What is expected: Please transcribe the data that follows without the pictures, keeping every word the same.

===== Dataset records

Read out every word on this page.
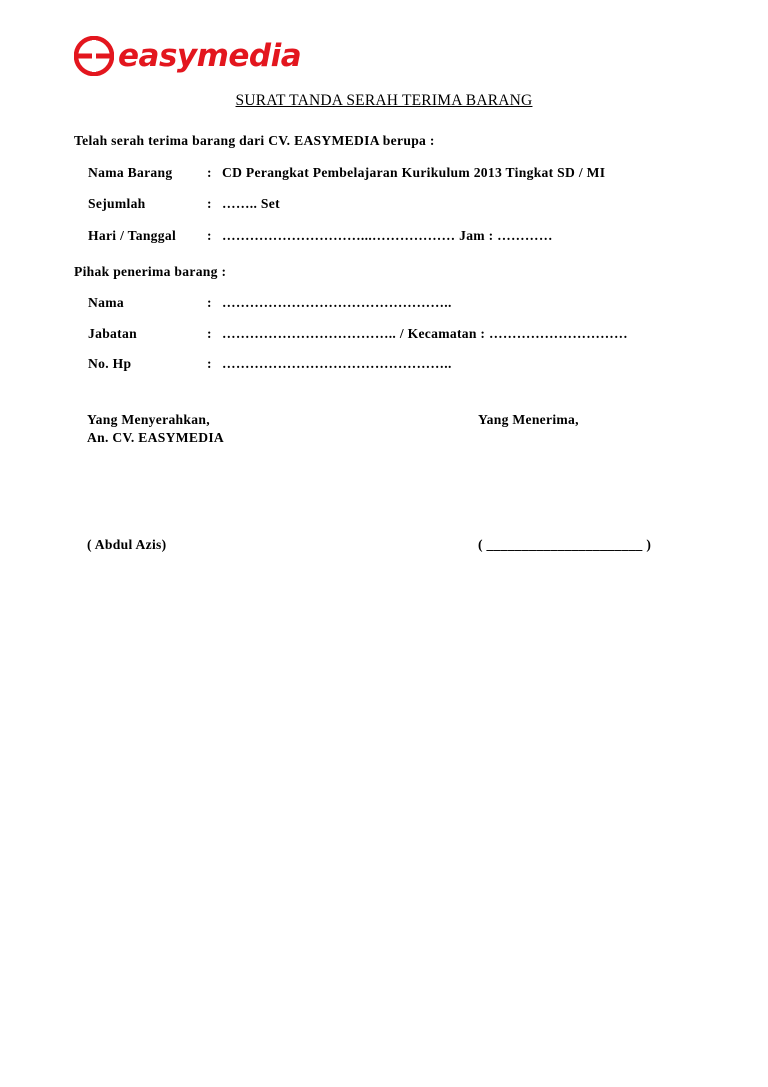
easymedia
SURAT TANDA SERAH TERIMA BARANG
Telah serah terima barang dari CV. EASYMEDIA berupa :
Nama Barang	: CD Perangkat Pembelajaran Kurikulum 2013 Tingkat SD / MI
Sejumlah	: …….. Set
Hari / Tanggal : …………………………...……………… Jam : …………
Pihak penerima barang :
Nama	: …………………………………………..
Jabatan	: ……………………………….. / Kecamatan : …………………………
No. Hp	: …………………………………………..
Yang Menyerahkan,
An. CV. EASYMEDIA
Yang Menerima,
( Abdul Azis)	( ______________________ )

==========

Result:
Read out every word on this page.
easymedia
SURAT TANDA SERAH TERIMA BARANG
Telah serah terima barang dari CV. EASYMEDIA berupa :
Nama Barang	: CD Perangkat Pembelajaran Kurikulum 2013 Tingkat SD / MI
Sejumlah	: …….. Set
Hari / Tanggal : …………………………...……………… Jam : …………
Pihak penerima barang :
Nama	: …………………………………………..
Jabatan	: ……………………………….. / Kecamatan : …………………………
No. Hp	: …………………………………………..
Yang Menyerahkan,
An. CV. EASYMEDIA
Yang Menerima,
( Abdul Azis)	( ______________________ )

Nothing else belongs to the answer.